From the listing below, return each line that includes "icon".

Stored items
□ □ □ □ □
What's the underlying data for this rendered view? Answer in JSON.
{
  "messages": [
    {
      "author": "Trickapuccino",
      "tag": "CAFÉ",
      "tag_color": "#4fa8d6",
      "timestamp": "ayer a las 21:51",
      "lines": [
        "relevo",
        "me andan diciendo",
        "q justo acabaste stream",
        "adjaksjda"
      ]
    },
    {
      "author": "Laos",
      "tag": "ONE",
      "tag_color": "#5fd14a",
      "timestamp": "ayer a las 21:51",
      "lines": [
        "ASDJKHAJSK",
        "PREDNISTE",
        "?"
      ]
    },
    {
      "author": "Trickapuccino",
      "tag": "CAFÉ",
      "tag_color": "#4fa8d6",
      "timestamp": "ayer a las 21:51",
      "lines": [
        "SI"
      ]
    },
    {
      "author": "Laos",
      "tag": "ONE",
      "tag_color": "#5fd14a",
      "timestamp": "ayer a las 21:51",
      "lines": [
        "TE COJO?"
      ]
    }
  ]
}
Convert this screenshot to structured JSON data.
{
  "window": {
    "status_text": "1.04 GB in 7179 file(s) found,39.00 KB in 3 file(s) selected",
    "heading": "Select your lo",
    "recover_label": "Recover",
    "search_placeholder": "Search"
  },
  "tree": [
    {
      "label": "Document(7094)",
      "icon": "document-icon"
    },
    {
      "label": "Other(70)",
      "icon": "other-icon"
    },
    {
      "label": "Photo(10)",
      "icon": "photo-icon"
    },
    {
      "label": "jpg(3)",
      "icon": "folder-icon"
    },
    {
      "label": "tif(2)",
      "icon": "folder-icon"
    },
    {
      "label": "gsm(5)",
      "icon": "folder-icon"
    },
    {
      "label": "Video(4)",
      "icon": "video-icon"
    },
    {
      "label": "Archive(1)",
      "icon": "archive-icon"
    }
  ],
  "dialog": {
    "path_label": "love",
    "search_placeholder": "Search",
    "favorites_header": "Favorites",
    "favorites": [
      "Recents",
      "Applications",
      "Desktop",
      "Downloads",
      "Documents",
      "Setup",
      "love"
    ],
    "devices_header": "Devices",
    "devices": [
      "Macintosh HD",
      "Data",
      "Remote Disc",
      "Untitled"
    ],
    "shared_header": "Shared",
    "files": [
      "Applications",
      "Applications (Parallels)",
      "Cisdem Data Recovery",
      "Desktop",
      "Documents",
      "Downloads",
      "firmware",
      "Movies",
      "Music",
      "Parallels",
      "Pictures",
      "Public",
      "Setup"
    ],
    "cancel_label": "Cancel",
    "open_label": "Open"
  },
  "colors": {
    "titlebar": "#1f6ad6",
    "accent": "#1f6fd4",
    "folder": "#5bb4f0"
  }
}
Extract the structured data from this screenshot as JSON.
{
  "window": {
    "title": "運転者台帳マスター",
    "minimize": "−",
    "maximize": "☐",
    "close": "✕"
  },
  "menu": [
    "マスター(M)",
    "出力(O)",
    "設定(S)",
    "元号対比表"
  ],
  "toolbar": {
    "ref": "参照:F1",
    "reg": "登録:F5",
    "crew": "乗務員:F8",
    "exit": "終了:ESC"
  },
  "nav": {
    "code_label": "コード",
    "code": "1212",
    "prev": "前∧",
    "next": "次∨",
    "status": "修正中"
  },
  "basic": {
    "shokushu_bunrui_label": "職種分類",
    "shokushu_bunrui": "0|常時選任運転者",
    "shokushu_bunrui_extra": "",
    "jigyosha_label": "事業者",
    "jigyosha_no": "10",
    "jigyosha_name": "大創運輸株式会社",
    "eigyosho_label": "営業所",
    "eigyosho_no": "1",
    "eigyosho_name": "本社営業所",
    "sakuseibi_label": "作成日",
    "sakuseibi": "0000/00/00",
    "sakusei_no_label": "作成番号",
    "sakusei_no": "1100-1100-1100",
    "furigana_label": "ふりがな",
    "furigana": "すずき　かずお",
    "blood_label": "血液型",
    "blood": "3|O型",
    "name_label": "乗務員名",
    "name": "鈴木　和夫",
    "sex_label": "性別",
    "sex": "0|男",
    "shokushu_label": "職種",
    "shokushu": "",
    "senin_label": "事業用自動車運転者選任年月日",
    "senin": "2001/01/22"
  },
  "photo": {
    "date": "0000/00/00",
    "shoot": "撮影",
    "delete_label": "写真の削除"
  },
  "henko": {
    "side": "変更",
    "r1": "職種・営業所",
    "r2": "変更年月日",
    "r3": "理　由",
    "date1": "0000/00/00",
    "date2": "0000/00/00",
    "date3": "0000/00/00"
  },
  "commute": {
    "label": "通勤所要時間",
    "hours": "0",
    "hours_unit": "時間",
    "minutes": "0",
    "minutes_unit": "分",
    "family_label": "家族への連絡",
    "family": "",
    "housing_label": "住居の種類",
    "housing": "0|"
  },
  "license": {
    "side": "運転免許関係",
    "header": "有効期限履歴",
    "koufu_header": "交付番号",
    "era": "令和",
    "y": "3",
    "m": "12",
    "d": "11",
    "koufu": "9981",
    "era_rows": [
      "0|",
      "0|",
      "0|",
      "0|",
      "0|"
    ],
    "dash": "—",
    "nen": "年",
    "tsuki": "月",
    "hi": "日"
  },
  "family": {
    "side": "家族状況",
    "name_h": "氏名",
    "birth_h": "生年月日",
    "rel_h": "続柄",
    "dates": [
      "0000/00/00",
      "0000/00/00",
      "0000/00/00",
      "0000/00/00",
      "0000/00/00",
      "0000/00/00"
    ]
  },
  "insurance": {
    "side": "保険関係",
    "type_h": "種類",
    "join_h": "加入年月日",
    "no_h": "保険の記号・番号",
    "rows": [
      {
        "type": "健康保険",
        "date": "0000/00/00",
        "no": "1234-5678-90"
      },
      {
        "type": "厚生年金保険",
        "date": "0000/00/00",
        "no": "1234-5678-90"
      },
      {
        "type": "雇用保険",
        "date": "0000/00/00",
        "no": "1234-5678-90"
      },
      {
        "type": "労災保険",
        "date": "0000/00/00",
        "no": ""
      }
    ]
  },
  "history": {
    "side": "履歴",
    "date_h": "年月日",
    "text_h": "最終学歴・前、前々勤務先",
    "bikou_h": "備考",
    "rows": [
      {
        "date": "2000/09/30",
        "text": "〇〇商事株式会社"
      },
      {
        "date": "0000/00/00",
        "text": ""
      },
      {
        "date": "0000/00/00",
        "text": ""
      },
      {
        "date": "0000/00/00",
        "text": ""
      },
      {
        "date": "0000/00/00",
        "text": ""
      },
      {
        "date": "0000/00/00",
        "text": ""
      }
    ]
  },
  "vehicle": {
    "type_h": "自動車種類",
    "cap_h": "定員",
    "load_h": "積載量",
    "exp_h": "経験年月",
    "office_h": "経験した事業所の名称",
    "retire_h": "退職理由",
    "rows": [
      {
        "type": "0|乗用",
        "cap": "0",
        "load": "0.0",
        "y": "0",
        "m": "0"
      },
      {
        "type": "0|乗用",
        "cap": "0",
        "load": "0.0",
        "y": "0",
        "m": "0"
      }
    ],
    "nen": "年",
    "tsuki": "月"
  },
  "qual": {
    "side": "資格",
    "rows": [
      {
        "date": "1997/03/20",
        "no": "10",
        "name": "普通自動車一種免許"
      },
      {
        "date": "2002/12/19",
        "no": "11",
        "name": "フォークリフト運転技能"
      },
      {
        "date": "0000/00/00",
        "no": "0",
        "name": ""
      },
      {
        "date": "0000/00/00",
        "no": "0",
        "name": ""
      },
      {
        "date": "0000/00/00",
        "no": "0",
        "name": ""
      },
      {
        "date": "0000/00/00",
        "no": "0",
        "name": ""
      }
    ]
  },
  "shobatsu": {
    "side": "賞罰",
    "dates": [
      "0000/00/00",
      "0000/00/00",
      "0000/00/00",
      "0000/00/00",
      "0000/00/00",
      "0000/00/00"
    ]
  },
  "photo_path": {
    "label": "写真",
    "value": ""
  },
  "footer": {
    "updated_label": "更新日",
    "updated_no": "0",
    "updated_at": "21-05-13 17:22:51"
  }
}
□ □ □ □ □
» Complete answer:
      "icon": "document-icon"
      "icon": "other-icon"
      "icon": "photo-icon"
      "icon": "folder-icon"
      "icon": "folder-icon"
      "icon": "folder-icon"
      "icon": "video-icon"
      "icon": "archive-icon"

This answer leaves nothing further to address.